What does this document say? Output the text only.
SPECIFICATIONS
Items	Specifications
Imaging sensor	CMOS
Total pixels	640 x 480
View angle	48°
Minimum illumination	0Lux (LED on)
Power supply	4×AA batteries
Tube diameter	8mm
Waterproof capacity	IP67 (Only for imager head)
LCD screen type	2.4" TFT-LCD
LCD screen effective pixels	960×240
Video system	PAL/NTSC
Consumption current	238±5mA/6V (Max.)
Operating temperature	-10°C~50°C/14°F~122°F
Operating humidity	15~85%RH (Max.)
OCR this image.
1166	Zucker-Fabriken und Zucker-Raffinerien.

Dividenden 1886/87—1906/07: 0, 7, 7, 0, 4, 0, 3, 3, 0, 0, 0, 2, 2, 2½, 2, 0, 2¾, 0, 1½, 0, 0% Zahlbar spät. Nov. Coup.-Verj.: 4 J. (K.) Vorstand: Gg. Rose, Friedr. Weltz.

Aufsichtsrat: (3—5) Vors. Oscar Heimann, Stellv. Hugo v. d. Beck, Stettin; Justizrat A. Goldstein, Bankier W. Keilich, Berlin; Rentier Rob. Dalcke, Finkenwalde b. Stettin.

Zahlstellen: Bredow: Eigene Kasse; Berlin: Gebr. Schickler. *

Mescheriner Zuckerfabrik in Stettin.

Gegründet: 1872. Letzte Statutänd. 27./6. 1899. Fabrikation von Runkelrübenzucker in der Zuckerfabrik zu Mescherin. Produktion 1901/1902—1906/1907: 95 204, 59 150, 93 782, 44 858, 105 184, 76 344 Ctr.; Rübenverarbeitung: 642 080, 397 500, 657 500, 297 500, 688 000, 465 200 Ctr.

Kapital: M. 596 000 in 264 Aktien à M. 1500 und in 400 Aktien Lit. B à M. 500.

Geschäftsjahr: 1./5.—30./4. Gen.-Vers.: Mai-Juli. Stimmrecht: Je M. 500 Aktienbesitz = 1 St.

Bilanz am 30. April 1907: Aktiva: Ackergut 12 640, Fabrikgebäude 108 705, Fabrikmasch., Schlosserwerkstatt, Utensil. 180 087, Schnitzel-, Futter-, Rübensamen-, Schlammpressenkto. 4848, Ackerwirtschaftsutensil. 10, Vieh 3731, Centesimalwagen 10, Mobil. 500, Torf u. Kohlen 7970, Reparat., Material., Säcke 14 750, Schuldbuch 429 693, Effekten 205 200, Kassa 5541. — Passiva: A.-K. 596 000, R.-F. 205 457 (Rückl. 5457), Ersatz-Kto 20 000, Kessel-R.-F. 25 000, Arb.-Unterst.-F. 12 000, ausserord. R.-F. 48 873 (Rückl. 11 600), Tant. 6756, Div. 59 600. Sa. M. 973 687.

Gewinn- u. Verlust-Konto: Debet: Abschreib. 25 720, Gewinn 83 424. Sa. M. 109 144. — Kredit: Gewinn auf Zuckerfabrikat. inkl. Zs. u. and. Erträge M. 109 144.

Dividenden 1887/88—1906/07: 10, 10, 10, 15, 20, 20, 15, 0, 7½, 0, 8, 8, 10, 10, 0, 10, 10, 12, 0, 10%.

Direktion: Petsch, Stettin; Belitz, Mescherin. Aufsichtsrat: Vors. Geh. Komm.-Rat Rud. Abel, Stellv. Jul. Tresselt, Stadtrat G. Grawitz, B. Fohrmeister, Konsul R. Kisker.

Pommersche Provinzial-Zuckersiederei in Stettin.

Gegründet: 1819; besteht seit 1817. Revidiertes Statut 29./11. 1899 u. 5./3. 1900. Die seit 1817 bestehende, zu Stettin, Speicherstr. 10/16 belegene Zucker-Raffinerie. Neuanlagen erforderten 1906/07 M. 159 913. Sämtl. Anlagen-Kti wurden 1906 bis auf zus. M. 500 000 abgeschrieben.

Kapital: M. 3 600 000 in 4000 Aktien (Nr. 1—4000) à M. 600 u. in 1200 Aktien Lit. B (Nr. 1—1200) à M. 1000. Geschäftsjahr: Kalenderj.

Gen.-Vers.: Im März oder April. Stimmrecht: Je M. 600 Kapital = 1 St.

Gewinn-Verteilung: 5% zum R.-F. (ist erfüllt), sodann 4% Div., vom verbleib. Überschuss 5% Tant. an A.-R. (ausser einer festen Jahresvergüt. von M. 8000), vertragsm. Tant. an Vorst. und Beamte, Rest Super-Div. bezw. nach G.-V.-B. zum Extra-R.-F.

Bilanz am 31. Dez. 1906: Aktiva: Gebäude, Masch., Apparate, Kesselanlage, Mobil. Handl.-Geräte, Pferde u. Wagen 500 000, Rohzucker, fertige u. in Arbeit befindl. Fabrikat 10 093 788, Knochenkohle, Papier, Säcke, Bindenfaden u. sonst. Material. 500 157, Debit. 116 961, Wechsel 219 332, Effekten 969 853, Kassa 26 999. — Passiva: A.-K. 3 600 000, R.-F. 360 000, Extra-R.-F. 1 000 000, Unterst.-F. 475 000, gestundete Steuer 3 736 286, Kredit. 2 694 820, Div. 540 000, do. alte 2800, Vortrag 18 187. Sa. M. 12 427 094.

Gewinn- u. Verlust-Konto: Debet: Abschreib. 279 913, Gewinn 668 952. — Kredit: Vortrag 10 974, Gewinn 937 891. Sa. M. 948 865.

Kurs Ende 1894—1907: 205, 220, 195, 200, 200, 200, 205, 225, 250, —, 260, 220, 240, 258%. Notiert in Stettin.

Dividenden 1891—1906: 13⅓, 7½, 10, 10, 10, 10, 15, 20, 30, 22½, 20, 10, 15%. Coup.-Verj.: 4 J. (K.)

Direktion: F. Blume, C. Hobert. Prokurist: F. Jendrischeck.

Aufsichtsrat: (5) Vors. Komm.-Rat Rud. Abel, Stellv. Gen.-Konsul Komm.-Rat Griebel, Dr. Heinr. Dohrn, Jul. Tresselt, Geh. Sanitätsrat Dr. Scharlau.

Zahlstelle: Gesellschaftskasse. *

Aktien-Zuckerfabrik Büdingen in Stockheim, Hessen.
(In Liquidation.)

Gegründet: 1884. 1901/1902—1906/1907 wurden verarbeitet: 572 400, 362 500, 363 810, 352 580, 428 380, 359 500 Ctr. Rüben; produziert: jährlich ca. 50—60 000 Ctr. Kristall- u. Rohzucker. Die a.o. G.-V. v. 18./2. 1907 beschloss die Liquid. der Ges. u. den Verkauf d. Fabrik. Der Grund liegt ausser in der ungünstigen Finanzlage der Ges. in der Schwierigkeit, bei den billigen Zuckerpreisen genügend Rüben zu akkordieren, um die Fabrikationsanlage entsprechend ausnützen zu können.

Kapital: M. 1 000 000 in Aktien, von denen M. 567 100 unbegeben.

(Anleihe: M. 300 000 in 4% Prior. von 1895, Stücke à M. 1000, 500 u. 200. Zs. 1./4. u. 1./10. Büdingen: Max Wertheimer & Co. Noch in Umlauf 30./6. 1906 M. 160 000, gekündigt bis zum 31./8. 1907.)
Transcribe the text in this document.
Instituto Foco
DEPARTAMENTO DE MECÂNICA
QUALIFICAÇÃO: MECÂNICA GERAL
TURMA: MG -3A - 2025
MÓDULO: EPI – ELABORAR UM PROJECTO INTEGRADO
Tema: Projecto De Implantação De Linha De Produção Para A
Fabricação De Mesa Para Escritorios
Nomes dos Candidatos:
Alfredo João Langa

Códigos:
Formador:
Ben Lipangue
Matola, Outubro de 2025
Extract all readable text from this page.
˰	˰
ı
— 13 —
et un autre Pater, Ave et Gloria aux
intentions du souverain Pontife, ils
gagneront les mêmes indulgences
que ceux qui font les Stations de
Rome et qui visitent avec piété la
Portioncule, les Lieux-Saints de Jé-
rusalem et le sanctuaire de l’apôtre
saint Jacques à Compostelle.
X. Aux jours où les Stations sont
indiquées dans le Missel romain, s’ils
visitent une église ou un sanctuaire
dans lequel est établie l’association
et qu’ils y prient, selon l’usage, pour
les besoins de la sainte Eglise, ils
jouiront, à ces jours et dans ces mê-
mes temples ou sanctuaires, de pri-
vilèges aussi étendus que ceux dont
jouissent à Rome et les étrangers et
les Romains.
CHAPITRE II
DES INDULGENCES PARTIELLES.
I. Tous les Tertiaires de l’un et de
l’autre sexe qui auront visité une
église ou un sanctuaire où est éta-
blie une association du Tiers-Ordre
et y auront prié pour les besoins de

**REQUIREMENT**
Show the lines of the records that contain the word "Berlin".

**WRITTEN SOLUTION**
Aufsichtsrat: (3—5) Vors. Oscar Heimann, Stellv. Hugo v. d. Beck, Stettin; Justizrat A. Goldstein, Bankier W. Keilich, Berlin; Rentier Rob. Dalcke, Finkenwalde b. Stettin.
Zahlstellen: Bredow: Eigene Kasse; Berlin: Gebr. Schickler. *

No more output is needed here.